Find the lines below that contain the string "type". Copy each one.

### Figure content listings
◆ ◆ ◆ ◆ ◆ ◆ ◆

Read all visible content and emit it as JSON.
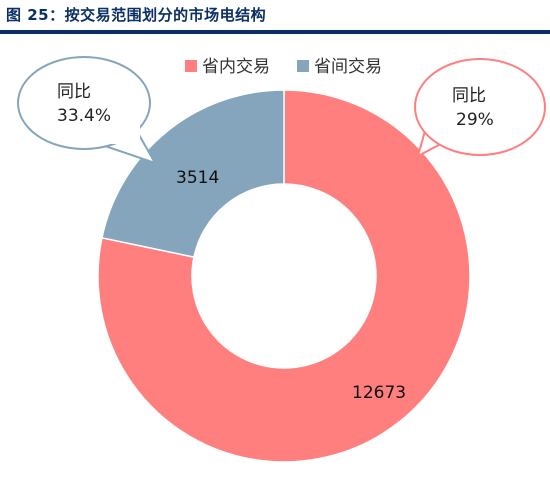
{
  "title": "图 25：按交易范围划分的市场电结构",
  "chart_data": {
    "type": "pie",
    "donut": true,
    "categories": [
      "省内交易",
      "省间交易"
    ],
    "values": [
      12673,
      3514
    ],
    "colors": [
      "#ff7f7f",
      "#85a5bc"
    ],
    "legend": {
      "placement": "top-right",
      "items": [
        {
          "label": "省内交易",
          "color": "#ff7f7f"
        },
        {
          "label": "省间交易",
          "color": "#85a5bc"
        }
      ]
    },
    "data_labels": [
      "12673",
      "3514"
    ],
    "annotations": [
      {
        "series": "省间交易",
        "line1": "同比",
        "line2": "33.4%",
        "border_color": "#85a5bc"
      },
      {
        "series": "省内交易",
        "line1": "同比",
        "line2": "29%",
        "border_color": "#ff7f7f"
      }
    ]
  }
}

◆ ◆ ◆ ◆ ◆ ◆ ◆

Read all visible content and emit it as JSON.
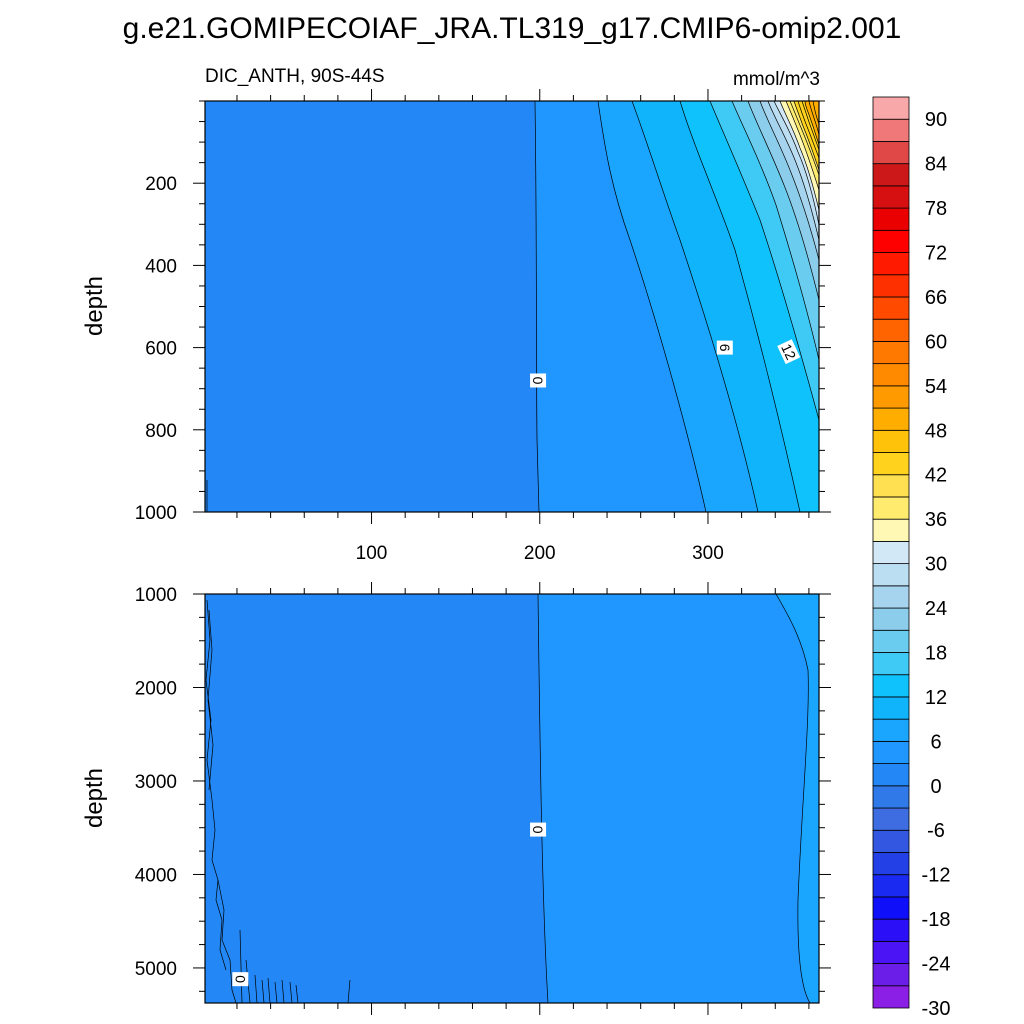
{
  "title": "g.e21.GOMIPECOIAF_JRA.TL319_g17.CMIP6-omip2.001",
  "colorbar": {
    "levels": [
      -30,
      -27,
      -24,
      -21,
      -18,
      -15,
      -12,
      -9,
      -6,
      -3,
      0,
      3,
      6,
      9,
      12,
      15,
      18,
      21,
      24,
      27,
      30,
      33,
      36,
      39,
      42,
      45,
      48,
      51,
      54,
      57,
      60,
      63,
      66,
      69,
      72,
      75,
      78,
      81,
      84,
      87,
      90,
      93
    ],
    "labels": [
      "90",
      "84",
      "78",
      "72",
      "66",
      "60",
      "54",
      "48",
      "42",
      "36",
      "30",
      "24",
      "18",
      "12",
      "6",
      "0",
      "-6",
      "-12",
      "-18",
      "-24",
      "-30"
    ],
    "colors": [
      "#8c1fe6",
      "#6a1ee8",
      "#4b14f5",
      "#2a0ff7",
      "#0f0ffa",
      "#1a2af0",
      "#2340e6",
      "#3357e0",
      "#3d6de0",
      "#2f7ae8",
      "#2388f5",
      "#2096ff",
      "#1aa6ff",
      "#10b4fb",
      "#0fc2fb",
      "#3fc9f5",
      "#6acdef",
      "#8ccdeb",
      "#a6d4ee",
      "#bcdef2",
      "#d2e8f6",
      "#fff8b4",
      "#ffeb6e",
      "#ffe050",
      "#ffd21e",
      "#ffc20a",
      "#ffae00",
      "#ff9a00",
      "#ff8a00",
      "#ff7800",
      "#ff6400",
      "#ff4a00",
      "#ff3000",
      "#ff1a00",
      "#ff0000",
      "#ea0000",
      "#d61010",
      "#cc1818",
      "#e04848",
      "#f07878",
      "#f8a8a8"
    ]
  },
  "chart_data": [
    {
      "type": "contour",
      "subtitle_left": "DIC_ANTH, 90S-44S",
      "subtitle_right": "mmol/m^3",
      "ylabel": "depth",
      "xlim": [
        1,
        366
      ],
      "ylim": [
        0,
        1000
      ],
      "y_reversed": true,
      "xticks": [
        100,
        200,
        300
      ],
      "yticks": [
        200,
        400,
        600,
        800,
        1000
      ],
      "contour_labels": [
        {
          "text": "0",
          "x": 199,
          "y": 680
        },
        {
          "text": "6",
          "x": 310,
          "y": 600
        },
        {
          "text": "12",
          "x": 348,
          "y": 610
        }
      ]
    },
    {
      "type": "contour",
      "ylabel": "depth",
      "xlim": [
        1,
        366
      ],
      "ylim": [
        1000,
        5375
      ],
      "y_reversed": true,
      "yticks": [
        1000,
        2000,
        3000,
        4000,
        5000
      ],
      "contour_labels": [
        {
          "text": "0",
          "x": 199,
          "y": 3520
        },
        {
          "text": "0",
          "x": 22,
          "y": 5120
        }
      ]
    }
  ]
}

◆ ◆ ◆ ◆ ◆ ◆ ◆

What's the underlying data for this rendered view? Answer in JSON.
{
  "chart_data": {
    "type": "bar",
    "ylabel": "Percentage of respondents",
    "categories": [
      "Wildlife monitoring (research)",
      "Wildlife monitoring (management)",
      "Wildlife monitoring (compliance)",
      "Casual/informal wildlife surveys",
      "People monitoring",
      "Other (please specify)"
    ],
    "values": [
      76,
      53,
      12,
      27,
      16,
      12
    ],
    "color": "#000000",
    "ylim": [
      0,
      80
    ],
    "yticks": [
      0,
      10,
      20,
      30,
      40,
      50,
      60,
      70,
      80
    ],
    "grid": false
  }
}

◆ ◆ ◆ ◆ ◆ ◆ ◆

### Response for this exercise
    "type": "pie",
      "type": "contour",
      "type": "contour",
    "type": "bar",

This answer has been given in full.